Source records:

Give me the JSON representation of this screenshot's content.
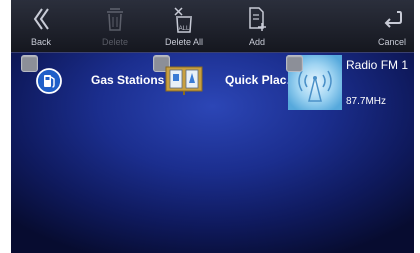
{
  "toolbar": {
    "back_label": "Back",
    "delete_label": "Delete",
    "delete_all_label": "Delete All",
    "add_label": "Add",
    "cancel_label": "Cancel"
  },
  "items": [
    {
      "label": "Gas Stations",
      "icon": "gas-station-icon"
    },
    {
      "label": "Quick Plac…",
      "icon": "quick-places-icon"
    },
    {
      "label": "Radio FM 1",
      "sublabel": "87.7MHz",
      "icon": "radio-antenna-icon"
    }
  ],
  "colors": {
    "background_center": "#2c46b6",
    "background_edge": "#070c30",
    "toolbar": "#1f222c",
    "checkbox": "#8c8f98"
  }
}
==
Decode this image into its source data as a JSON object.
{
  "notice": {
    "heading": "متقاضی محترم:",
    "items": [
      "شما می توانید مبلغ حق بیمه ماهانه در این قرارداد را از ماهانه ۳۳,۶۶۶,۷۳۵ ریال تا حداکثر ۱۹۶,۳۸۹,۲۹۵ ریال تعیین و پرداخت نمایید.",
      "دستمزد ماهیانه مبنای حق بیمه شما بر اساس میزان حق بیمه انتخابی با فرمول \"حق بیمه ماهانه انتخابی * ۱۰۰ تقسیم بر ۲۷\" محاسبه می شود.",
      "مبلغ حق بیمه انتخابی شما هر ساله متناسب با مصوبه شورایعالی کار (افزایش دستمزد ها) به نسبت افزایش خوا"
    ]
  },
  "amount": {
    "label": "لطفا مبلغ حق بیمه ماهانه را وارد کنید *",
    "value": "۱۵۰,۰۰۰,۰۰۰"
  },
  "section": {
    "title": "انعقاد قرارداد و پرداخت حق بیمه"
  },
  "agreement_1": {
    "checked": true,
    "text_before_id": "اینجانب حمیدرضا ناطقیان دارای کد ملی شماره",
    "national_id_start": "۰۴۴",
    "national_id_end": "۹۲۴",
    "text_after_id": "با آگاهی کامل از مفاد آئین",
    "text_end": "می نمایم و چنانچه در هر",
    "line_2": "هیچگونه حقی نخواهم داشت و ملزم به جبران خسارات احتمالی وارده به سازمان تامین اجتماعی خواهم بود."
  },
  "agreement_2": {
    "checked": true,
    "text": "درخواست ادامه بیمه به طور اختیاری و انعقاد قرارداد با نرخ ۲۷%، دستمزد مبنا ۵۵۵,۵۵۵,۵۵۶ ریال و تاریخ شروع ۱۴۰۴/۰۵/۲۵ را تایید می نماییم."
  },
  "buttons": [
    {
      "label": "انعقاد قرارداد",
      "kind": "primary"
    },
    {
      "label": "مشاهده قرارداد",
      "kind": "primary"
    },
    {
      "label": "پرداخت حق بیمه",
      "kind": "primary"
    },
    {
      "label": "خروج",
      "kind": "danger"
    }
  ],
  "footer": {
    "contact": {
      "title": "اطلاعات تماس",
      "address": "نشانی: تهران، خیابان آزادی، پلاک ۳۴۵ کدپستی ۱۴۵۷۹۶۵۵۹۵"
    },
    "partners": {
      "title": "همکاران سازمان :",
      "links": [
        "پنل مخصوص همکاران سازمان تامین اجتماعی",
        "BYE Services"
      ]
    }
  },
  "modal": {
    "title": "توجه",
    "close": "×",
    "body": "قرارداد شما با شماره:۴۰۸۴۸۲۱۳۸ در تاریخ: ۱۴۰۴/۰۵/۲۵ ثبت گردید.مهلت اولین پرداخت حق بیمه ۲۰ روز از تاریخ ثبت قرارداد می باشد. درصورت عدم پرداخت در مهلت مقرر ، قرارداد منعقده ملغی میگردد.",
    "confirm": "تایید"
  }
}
---
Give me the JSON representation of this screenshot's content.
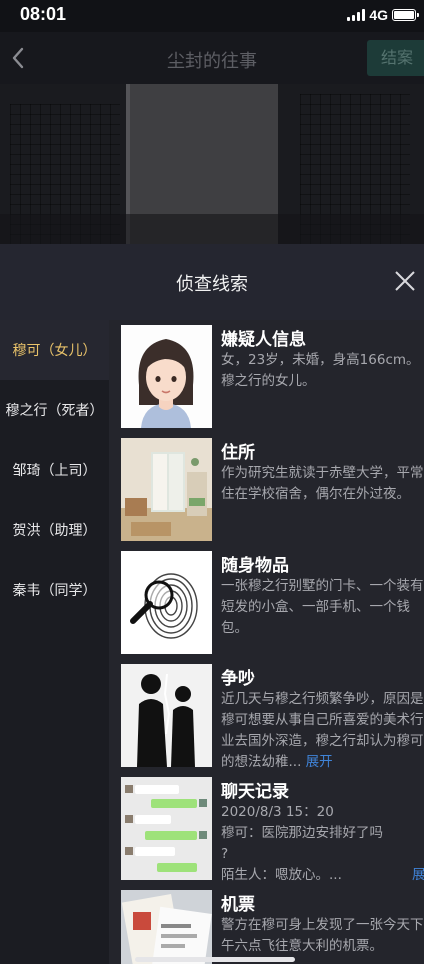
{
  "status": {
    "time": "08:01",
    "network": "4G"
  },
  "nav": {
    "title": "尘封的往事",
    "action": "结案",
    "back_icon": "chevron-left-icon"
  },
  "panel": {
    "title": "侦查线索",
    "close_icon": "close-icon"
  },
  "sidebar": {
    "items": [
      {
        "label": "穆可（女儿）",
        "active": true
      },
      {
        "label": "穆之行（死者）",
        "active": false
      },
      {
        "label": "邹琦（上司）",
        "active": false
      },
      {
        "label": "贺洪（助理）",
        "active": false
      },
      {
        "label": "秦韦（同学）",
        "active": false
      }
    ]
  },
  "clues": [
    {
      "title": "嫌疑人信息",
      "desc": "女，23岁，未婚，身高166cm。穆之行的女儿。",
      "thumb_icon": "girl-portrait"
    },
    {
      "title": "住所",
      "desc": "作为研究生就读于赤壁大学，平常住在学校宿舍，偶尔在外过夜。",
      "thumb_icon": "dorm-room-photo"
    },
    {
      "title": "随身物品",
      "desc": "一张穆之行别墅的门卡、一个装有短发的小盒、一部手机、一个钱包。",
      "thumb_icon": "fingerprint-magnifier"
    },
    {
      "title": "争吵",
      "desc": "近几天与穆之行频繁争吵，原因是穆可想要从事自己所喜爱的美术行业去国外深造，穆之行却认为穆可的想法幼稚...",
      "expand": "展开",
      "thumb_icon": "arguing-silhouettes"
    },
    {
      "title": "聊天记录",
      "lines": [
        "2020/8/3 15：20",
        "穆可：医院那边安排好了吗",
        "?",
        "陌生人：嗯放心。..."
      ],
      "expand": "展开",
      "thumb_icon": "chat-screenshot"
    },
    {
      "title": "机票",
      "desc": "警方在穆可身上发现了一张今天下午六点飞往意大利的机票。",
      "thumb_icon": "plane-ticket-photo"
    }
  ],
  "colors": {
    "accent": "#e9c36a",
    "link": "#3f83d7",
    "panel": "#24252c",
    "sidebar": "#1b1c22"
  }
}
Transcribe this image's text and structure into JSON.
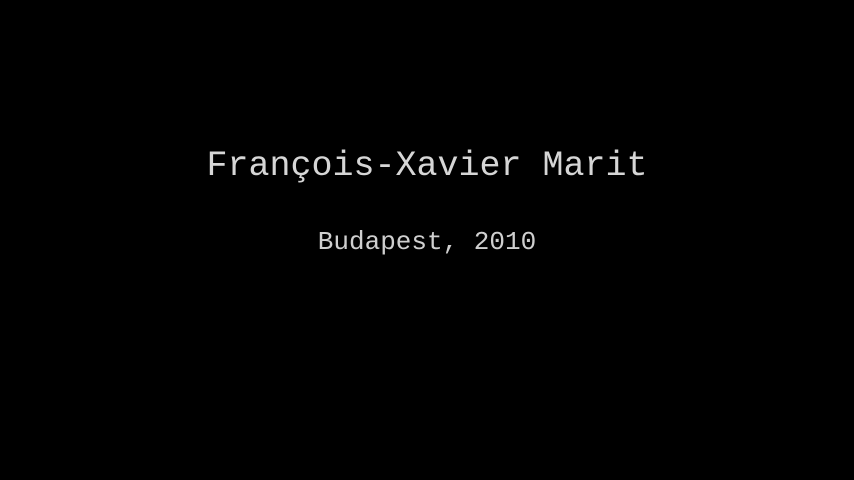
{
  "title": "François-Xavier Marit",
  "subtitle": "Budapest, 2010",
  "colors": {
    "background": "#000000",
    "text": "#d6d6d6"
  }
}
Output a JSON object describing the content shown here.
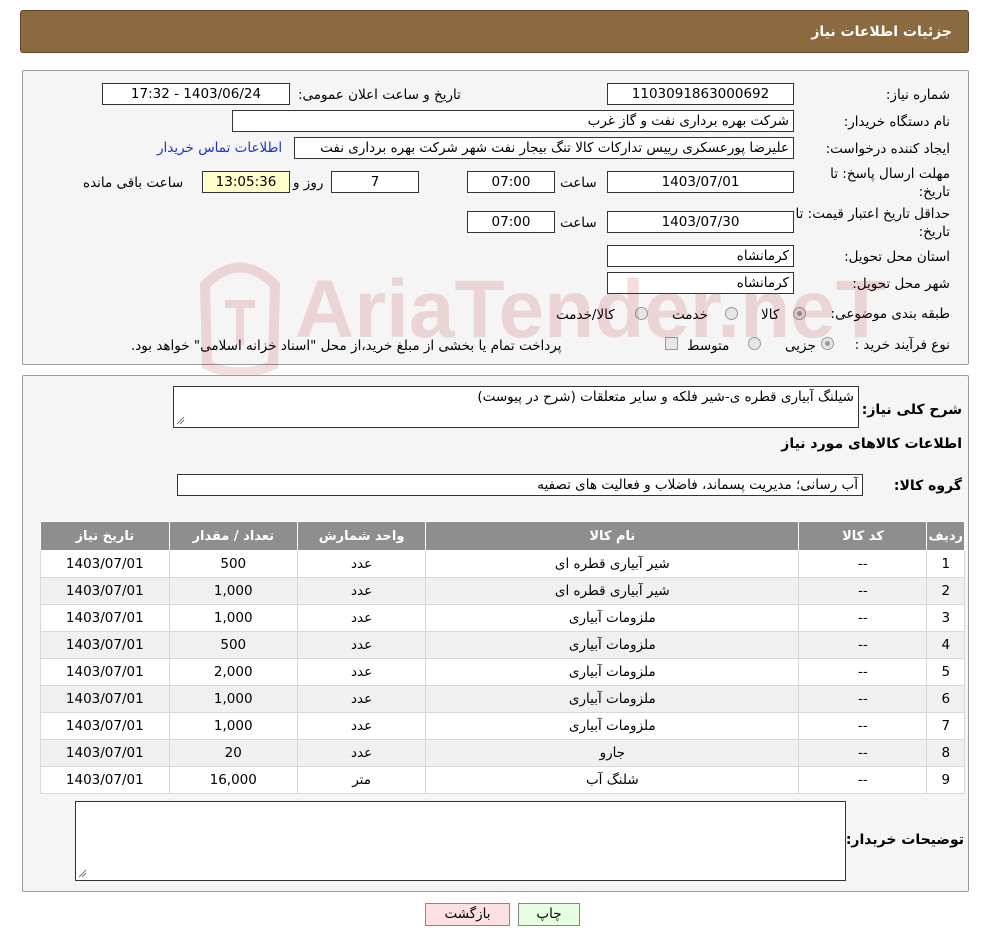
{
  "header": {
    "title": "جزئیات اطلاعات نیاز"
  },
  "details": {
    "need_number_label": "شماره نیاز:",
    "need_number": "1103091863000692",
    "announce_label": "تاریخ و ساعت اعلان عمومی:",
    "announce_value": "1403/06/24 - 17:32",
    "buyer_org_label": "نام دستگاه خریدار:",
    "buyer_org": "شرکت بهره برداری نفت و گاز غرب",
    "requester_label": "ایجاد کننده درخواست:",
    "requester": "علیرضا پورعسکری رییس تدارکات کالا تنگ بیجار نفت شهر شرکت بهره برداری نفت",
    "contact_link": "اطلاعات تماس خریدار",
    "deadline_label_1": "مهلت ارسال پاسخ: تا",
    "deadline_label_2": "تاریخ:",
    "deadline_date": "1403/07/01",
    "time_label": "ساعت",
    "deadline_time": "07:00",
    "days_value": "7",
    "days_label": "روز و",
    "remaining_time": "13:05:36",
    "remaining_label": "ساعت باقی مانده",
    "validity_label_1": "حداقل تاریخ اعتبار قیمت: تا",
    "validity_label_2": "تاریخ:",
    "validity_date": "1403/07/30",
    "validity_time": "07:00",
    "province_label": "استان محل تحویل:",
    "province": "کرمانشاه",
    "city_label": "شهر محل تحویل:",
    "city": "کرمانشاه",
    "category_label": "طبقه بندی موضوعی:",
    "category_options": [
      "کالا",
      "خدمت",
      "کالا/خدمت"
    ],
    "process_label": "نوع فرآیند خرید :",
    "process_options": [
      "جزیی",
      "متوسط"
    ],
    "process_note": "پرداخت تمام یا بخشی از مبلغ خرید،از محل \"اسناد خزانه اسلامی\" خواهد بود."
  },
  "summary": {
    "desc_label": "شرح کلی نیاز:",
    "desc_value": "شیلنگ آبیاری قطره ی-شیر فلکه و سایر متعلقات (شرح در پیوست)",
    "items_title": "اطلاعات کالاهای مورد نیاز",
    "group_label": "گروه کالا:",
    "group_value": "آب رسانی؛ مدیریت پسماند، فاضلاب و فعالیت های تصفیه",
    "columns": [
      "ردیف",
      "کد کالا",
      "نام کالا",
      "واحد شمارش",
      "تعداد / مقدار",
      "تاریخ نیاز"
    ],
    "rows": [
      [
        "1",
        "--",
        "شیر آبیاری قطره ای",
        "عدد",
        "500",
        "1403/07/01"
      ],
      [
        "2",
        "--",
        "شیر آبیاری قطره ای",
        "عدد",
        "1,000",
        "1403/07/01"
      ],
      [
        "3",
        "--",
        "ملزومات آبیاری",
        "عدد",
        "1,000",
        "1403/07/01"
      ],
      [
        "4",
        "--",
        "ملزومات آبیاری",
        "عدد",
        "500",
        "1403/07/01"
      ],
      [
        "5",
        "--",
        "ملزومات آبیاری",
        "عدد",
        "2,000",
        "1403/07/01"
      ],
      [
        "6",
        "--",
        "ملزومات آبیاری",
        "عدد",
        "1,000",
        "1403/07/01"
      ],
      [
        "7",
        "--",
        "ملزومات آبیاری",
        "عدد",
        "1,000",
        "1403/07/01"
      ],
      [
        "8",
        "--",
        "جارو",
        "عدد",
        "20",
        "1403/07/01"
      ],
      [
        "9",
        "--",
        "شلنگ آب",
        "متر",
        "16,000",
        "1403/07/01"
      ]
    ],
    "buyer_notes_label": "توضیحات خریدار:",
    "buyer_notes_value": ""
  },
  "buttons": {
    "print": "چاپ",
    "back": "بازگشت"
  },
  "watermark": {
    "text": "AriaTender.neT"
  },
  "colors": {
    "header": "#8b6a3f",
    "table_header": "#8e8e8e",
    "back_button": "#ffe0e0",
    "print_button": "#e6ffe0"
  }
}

[What the exercise asks]
Gather each line of the records holding the string "انعقاد".

[Finished task]
    "title": "انعقاد قرارداد و پرداخت حق بیمه"
    "text": "درخواست ادامه بیمه به طور اختیاری و انعقاد قرارداد با نرخ ۲۷%، دستمزد مبنا ۵۵۵,۵۵۵,۵۵۶ ریال و تاریخ شروع ۱۴۰۴/۰۵/۲۵ را تایید می نماییم."
      "label": "انعقاد قرارداد",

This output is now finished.